▶ _GOAL OF THE EXERCISE_
Exclude the pictures, then repeat the remaining data exactly.

-- start --

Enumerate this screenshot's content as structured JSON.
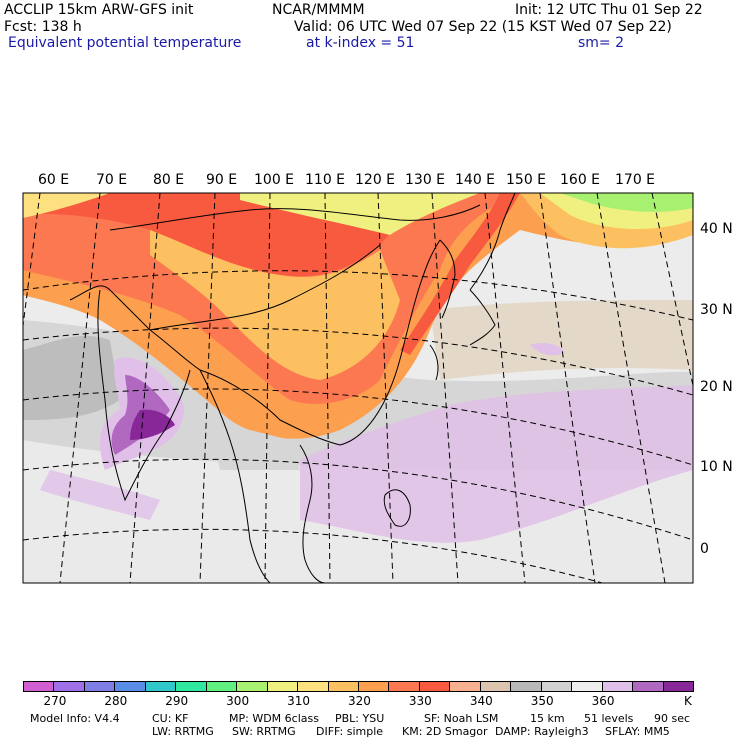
{
  "header": {
    "model": "ACCLIP 15km ARW-GFS init",
    "source": "NCAR/MMMM",
    "init": "Init: 12 UTC Thu 01 Sep 22",
    "fcst": "Fcst:  138 h",
    "valid": "Valid: 06 UTC Wed 07 Sep 22 (15 KST Wed 07 Sep 22)",
    "field": "Equivalent potential temperature",
    "level": "at k-index =  51",
    "smooth": "sm= 2"
  },
  "map": {
    "lon_labels": [
      "60 E",
      "70 E",
      "80 E",
      "90 E",
      "100 E",
      "110 E",
      "120 E",
      "130 E",
      "140 E",
      "150 E",
      "160 E",
      "170 E"
    ],
    "lat_labels": [
      "40 N",
      "30 N",
      "20 N",
      "10 N",
      "0"
    ]
  },
  "colorbar": {
    "unit": "K",
    "colors": [
      "#d25fd2",
      "#a070e8",
      "#7f7fe6",
      "#5a8ee6",
      "#30c8c8",
      "#30e8a0",
      "#60f080",
      "#a8f070",
      "#f0f080",
      "#fde080",
      "#fcc060",
      "#fca050",
      "#fc7850",
      "#f85a40",
      "#f8b090",
      "#dcc4ae",
      "#b8b8b8",
      "#d2d2d2",
      "#eeeeee",
      "#e0c0e8",
      "#b068c0",
      "#882898"
    ],
    "labels": [
      "270",
      "280",
      "290",
      "300",
      "310",
      "320",
      "330",
      "340",
      "350",
      "360"
    ]
  },
  "model_info": {
    "line1": [
      "Model Info: V4.4",
      "CU: KF",
      "MP: WDM 6class",
      "PBL: YSU",
      "SF: Noah LSM",
      "15 km",
      "51 levels",
      "90 sec"
    ],
    "line2": [
      "LW: RRTMG",
      "SW: RRTMG",
      "DIFF: simple",
      "KM: 2D Smagor",
      "DAMP: Rayleigh3",
      "SFLAY: MM5"
    ]
  }
}
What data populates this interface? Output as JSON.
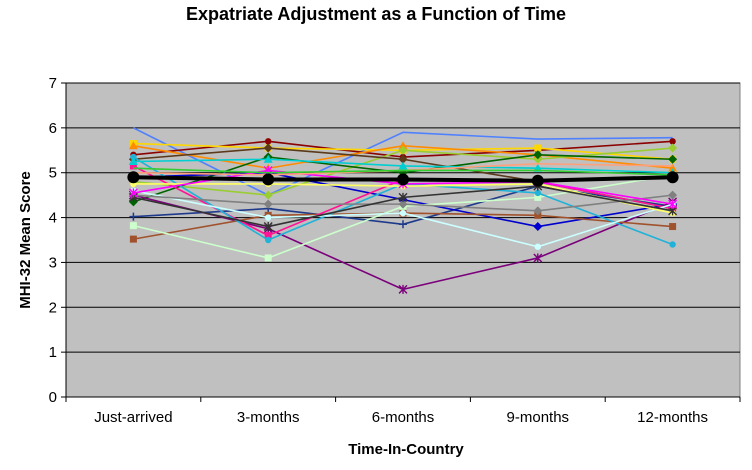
{
  "chart_data": {
    "type": "line",
    "title": "Expatriate Adjustment as a Function of Time",
    "xlabel": "Time-In-Country",
    "ylabel": "MHI-32 Mean Score",
    "categories": [
      "Just-arrived",
      "3-months",
      "6-months",
      "9-months",
      "12-months"
    ],
    "ylim": [
      0,
      7
    ],
    "yticks": [
      0,
      1,
      2,
      3,
      4,
      5,
      6,
      7
    ],
    "grid": "horizontal",
    "legend": "none",
    "plot_background": "#C0C0C0",
    "series": [
      {
        "color": "#000000",
        "marker": "circle",
        "bold": true,
        "values": [
          4.9,
          4.85,
          4.85,
          4.82,
          4.9
        ]
      },
      {
        "color": "#4F81FF",
        "marker": "none",
        "values": [
          6.0,
          4.5,
          5.9,
          5.75,
          5.78
        ]
      },
      {
        "color": "#8B0000",
        "marker": "circle",
        "values": [
          5.4,
          5.7,
          5.35,
          5.5,
          5.7
        ]
      },
      {
        "color": "#FFD700",
        "marker": "square",
        "values": [
          5.65,
          5.55,
          5.5,
          5.55,
          5.3
        ]
      },
      {
        "color": "#FF8C00",
        "marker": "triangle",
        "values": [
          5.6,
          5.1,
          5.6,
          5.4,
          5.1
        ]
      },
      {
        "color": "#9ACD32",
        "marker": "diamond",
        "values": [
          4.8,
          4.5,
          5.5,
          5.3,
          5.55
        ]
      },
      {
        "color": "#006400",
        "marker": "diamond",
        "values": [
          4.35,
          5.35,
          5.0,
          5.4,
          5.3
        ]
      },
      {
        "color": "#5A3A1A",
        "marker": "diamond",
        "values": [
          5.3,
          5.55,
          5.3,
          4.8,
          4.2
        ]
      },
      {
        "color": "#1E3A8A",
        "marker": "plus",
        "values": [
          4.02,
          4.2,
          3.85,
          4.7,
          4.25
        ]
      },
      {
        "color": "#0000CD",
        "marker": "diamond",
        "values": [
          4.9,
          5.0,
          4.4,
          3.8,
          4.3
        ]
      },
      {
        "color": "#7B007B",
        "marker": "star",
        "values": [
          4.5,
          3.75,
          2.4,
          3.1,
          4.35
        ]
      },
      {
        "color": "#A0522D",
        "marker": "square",
        "values": [
          3.52,
          4.05,
          4.1,
          4.05,
          3.8
        ]
      },
      {
        "color": "#CCFFCC",
        "marker": "square",
        "values": [
          3.82,
          3.1,
          4.25,
          4.45,
          4.95
        ]
      },
      {
        "color": "#FF1493",
        "marker": "square",
        "values": [
          5.15,
          3.6,
          4.85,
          4.8,
          4.2
        ]
      },
      {
        "color": "#20B2D8",
        "marker": "circle",
        "values": [
          5.35,
          3.5,
          4.75,
          4.55,
          3.4
        ]
      },
      {
        "color": "#CCFFFF",
        "marker": "circle",
        "values": [
          4.6,
          4.0,
          4.1,
          3.35,
          4.3
        ]
      },
      {
        "color": "#FFFF66",
        "marker": "circle",
        "values": [
          4.75,
          4.75,
          4.7,
          4.75,
          4.1
        ]
      },
      {
        "color": "#808080",
        "marker": "diamond",
        "values": [
          4.5,
          4.3,
          4.3,
          4.15,
          4.5
        ]
      },
      {
        "color": "#333333",
        "marker": "star",
        "values": [
          4.45,
          3.8,
          4.45,
          4.7,
          4.15
        ]
      },
      {
        "color": "#00CED1",
        "marker": "triangle",
        "values": [
          5.25,
          5.3,
          5.15,
          5.1,
          5.0
        ]
      },
      {
        "color": "#FF00FF",
        "marker": "star",
        "values": [
          4.55,
          5.05,
          4.75,
          4.8,
          4.3
        ]
      },
      {
        "color": "#FFA07A",
        "marker": "none",
        "values": [
          5.0,
          4.95,
          5.05,
          5.2,
          5.15
        ]
      },
      {
        "color": "#32CD32",
        "marker": "none",
        "values": [
          5.1,
          5.0,
          5.05,
          5.05,
          4.95
        ]
      }
    ]
  }
}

-- end --

▶ _OUTPUT OF THE TASK_
Enumerate this screenshot's content as structured JSON.
{
  "header": {
    "model": "ACCLIP 15km ARW-GFS init",
    "source": "NCAR/MMMM",
    "init": "Init: 12 UTC Thu 01 Sep 22",
    "fcst": "Fcst:  138 h",
    "valid": "Valid: 06 UTC Wed 07 Sep 22 (15 KST Wed 07 Sep 22)",
    "field": "Equivalent potential temperature",
    "level": "at k-index =  51",
    "smooth": "sm= 2"
  },
  "map": {
    "lon_labels": [
      "60 E",
      "70 E",
      "80 E",
      "90 E",
      "100 E",
      "110 E",
      "120 E",
      "130 E",
      "140 E",
      "150 E",
      "160 E",
      "170 E"
    ],
    "lat_labels": [
      "40 N",
      "30 N",
      "20 N",
      "10 N",
      "0"
    ]
  },
  "colorbar": {
    "unit": "K",
    "colors": [
      "#d25fd2",
      "#a070e8",
      "#7f7fe6",
      "#5a8ee6",
      "#30c8c8",
      "#30e8a0",
      "#60f080",
      "#a8f070",
      "#f0f080",
      "#fde080",
      "#fcc060",
      "#fca050",
      "#fc7850",
      "#f85a40",
      "#f8b090",
      "#dcc4ae",
      "#b8b8b8",
      "#d2d2d2",
      "#eeeeee",
      "#e0c0e8",
      "#b068c0",
      "#882898"
    ],
    "labels": [
      "270",
      "280",
      "290",
      "300",
      "310",
      "320",
      "330",
      "340",
      "350",
      "360"
    ]
  },
  "model_info": {
    "line1": [
      "Model Info: V4.4",
      "CU: KF",
      "MP: WDM 6class",
      "PBL: YSU",
      "SF: Noah LSM",
      "15 km",
      "51 levels",
      "90 sec"
    ],
    "line2": [
      "LW: RRTMG",
      "SW: RRTMG",
      "DIFF: simple",
      "KM: 2D Smagor",
      "DAMP: Rayleigh3",
      "SFLAY: MM5"
    ]
  }
}
What data populates this interface? Output as JSON.
{
  "chart_data": {
    "type": "line",
    "title": "Expatriate Adjustment as a Function of Time",
    "xlabel": "Time-In-Country",
    "ylabel": "MHI-32 Mean Score",
    "categories": [
      "Just-arrived",
      "3-months",
      "6-months",
      "9-months",
      "12-months"
    ],
    "ylim": [
      0,
      7
    ],
    "yticks": [
      0,
      1,
      2,
      3,
      4,
      5,
      6,
      7
    ],
    "grid": "horizontal",
    "legend": "none",
    "plot_background": "#C0C0C0",
    "series": [
      {
        "color": "#000000",
        "marker": "circle",
        "bold": true,
        "values": [
          4.9,
          4.85,
          4.85,
          4.82,
          4.9
        ]
      },
      {
        "color": "#4F81FF",
        "marker": "none",
        "values": [
          6.0,
          4.5,
          5.9,
          5.75,
          5.78
        ]
      },
      {
        "color": "#8B0000",
        "marker": "circle",
        "values": [
          5.4,
          5.7,
          5.35,
          5.5,
          5.7
        ]
      },
      {
        "color": "#FFD700",
        "marker": "square",
        "values": [
          5.65,
          5.55,
          5.5,
          5.55,
          5.3
        ]
      },
      {
        "color": "#FF8C00",
        "marker": "triangle",
        "values": [
          5.6,
          5.1,
          5.6,
          5.4,
          5.1
        ]
      },
      {
        "color": "#9ACD32",
        "marker": "diamond",
        "values": [
          4.8,
          4.5,
          5.5,
          5.3,
          5.55
        ]
      },
      {
        "color": "#006400",
        "marker": "diamond",
        "values": [
          4.35,
          5.35,
          5.0,
          5.4,
          5.3
        ]
      },
      {
        "color": "#5A3A1A",
        "marker": "diamond",
        "values": [
          5.3,
          5.55,
          5.3,
          4.8,
          4.2
        ]
      },
      {
        "color": "#1E3A8A",
        "marker": "plus",
        "values": [
          4.02,
          4.2,
          3.85,
          4.7,
          4.25
        ]
      },
      {
        "color": "#0000CD",
        "marker": "diamond",
        "values": [
          4.9,
          5.0,
          4.4,
          3.8,
          4.3
        ]
      },
      {
        "color": "#7B007B",
        "marker": "star",
        "values": [
          4.5,
          3.75,
          2.4,
          3.1,
          4.35
        ]
      },
      {
        "color": "#A0522D",
        "marker": "square",
        "values": [
          3.52,
          4.05,
          4.1,
          4.05,
          3.8
        ]
      },
      {
        "color": "#CCFFCC",
        "marker": "square",
        "values": [
          3.82,
          3.1,
          4.25,
          4.45,
          4.95
        ]
      },
      {
        "color": "#FF1493",
        "marker": "square",
        "values": [
          5.15,
          3.6,
          4.85,
          4.8,
          4.2
        ]
      },
      {
        "color": "#20B2D8",
        "marker": "circle",
        "values": [
          5.35,
          3.5,
          4.75,
          4.55,
          3.4
        ]
      },
      {
        "color": "#CCFFFF",
        "marker": "circle",
        "values": [
          4.6,
          4.0,
          4.1,
          3.35,
          4.3
        ]
      },
      {
        "color": "#FFFF66",
        "marker": "circle",
        "values": [
          4.75,
          4.75,
          4.7,
          4.75,
          4.1
        ]
      },
      {
        "color": "#808080",
        "marker": "diamond",
        "values": [
          4.5,
          4.3,
          4.3,
          4.15,
          4.5
        ]
      },
      {
        "color": "#333333",
        "marker": "star",
        "values": [
          4.45,
          3.8,
          4.45,
          4.7,
          4.15
        ]
      },
      {
        "color": "#00CED1",
        "marker": "triangle",
        "values": [
          5.25,
          5.3,
          5.15,
          5.1,
          5.0
        ]
      },
      {
        "color": "#FF00FF",
        "marker": "star",
        "values": [
          4.55,
          5.05,
          4.75,
          4.8,
          4.3
        ]
      },
      {
        "color": "#FFA07A",
        "marker": "none",
        "values": [
          5.0,
          4.95,
          5.05,
          5.2,
          5.15
        ]
      },
      {
        "color": "#32CD32",
        "marker": "none",
        "values": [
          5.1,
          5.0,
          5.05,
          5.05,
          4.95
        ]
      }
    ]
  }
}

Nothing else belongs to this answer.